The data:
# # # #

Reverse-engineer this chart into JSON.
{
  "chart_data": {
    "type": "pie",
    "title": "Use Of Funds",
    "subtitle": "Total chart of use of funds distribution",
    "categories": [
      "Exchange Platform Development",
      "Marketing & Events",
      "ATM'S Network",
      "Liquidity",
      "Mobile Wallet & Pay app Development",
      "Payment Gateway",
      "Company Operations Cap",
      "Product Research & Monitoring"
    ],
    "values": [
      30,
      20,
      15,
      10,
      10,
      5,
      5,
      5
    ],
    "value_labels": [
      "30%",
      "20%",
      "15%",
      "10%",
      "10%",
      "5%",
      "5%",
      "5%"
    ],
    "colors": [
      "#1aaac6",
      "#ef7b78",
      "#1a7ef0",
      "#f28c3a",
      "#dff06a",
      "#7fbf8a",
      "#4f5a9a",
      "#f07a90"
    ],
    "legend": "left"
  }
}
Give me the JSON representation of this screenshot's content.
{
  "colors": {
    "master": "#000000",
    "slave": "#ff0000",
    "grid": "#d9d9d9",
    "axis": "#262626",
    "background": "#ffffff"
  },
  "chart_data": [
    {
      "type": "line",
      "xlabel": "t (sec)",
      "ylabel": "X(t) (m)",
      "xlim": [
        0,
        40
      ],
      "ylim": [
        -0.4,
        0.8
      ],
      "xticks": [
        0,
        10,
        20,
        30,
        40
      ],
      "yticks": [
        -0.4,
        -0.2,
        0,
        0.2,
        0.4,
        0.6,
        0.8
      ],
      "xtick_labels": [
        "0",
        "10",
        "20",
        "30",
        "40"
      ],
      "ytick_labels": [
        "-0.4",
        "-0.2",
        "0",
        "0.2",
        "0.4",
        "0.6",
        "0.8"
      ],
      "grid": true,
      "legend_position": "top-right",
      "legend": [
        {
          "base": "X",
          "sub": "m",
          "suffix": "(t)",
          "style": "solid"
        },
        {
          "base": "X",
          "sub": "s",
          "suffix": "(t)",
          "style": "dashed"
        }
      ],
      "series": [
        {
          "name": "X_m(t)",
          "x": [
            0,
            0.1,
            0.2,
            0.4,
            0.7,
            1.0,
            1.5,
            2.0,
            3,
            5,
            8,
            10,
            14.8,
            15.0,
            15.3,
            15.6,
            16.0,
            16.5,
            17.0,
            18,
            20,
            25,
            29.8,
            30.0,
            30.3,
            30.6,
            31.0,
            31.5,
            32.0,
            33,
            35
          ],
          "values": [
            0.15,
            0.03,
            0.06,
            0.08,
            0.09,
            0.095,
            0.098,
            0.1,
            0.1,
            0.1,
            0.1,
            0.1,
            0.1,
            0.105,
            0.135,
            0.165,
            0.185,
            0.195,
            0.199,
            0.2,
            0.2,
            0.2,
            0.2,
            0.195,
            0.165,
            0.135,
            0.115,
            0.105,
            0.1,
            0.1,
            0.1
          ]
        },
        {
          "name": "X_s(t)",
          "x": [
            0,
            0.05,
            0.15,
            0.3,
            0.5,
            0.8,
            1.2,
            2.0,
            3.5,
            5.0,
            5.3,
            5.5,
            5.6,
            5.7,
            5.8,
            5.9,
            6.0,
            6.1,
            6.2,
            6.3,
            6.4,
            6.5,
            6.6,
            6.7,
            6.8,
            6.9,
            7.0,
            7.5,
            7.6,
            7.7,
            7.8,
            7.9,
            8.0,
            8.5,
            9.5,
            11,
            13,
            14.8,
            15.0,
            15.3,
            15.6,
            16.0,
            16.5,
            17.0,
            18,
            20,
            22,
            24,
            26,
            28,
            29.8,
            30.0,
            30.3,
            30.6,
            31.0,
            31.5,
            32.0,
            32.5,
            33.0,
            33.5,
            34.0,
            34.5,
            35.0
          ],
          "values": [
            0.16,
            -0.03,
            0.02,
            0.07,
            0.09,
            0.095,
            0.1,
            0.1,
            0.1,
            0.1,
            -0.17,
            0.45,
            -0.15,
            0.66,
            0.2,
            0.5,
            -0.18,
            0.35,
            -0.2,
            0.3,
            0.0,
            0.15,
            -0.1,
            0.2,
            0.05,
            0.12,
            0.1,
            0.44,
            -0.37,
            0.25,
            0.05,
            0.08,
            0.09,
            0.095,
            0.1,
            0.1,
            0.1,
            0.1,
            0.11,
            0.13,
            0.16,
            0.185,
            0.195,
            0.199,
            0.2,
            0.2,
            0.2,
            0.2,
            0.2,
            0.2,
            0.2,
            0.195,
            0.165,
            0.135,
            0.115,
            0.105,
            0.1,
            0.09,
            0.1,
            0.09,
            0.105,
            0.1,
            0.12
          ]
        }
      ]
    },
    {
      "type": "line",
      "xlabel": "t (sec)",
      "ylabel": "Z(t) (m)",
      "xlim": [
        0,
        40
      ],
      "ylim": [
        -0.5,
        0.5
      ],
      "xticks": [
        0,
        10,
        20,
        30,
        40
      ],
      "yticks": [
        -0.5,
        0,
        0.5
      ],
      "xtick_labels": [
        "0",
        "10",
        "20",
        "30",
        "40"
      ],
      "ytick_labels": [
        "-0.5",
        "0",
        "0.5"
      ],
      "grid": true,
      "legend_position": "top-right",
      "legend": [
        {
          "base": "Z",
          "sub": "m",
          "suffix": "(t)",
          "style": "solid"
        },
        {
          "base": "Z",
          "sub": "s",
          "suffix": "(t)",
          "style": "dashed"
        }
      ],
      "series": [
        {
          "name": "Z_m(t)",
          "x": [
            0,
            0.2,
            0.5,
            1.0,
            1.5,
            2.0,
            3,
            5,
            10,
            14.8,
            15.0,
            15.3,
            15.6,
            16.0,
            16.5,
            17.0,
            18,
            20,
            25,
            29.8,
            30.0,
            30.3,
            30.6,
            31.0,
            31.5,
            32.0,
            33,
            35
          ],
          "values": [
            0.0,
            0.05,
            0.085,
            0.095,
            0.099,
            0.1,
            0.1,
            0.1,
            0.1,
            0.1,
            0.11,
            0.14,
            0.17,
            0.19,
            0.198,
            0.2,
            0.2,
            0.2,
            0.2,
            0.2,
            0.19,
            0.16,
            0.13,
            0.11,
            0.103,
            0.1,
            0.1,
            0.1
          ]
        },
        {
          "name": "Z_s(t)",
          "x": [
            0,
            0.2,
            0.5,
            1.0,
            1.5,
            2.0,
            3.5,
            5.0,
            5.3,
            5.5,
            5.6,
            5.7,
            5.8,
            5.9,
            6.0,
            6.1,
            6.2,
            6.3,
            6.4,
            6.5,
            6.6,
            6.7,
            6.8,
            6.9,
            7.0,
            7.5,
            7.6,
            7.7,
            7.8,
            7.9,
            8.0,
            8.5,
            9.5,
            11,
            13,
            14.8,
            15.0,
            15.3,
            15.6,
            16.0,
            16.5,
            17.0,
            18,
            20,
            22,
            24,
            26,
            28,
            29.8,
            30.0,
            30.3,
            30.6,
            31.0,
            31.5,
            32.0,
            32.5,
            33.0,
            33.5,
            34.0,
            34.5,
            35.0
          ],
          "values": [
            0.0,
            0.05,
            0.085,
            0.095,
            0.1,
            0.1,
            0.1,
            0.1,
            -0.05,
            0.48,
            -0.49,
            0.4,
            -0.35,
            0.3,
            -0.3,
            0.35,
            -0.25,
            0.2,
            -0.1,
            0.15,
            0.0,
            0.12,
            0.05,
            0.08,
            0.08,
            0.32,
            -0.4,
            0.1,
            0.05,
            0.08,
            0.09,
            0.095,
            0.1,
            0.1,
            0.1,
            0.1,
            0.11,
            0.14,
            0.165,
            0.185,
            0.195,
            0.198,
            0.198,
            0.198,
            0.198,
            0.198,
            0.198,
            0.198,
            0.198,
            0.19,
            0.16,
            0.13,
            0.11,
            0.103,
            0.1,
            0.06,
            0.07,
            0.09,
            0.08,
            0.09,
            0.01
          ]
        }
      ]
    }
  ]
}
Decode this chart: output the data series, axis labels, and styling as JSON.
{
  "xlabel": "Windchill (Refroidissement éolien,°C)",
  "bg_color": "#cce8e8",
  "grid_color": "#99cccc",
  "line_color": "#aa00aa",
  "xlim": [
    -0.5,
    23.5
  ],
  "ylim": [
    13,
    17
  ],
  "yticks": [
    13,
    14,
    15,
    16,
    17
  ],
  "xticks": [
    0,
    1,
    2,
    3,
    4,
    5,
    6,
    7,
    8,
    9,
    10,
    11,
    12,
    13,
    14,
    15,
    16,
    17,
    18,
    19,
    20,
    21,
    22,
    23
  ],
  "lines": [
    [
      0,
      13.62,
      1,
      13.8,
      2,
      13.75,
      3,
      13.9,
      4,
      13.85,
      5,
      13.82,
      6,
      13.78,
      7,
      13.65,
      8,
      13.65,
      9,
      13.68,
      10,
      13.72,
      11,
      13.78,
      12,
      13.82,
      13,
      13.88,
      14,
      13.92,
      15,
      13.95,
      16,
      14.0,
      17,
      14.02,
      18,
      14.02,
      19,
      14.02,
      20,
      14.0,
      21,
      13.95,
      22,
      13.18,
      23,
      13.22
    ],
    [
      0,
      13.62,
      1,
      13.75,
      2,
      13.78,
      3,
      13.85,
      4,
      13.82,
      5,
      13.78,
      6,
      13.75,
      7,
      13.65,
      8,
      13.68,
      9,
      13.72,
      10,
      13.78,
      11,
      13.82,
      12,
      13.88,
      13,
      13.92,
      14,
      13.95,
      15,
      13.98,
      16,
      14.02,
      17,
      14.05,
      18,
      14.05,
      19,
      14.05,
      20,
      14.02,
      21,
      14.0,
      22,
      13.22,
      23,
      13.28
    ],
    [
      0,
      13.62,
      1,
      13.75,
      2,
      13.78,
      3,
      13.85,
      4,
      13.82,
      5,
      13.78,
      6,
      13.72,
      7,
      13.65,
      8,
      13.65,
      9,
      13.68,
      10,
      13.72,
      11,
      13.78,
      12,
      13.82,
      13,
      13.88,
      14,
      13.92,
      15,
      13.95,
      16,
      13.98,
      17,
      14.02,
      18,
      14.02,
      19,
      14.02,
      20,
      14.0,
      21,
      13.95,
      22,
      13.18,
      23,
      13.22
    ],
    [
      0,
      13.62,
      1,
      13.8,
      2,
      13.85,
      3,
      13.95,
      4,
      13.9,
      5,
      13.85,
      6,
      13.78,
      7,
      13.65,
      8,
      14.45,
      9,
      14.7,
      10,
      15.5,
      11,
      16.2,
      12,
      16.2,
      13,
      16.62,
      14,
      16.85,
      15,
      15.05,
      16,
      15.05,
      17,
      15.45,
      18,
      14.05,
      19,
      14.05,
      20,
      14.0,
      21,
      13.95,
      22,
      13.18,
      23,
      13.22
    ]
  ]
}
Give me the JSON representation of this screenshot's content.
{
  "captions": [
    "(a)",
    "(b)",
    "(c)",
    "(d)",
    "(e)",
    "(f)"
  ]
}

# # # #

The problem: Locate each line with the word "JSON" and copy it.

Solution:
Reverse-engineer this chart into JSON.
Give me the JSON representation of this screenshot's content.
Decode this chart: output the data series, axis labels, and styling as JSON.
Give me the JSON representation of this screenshot's content.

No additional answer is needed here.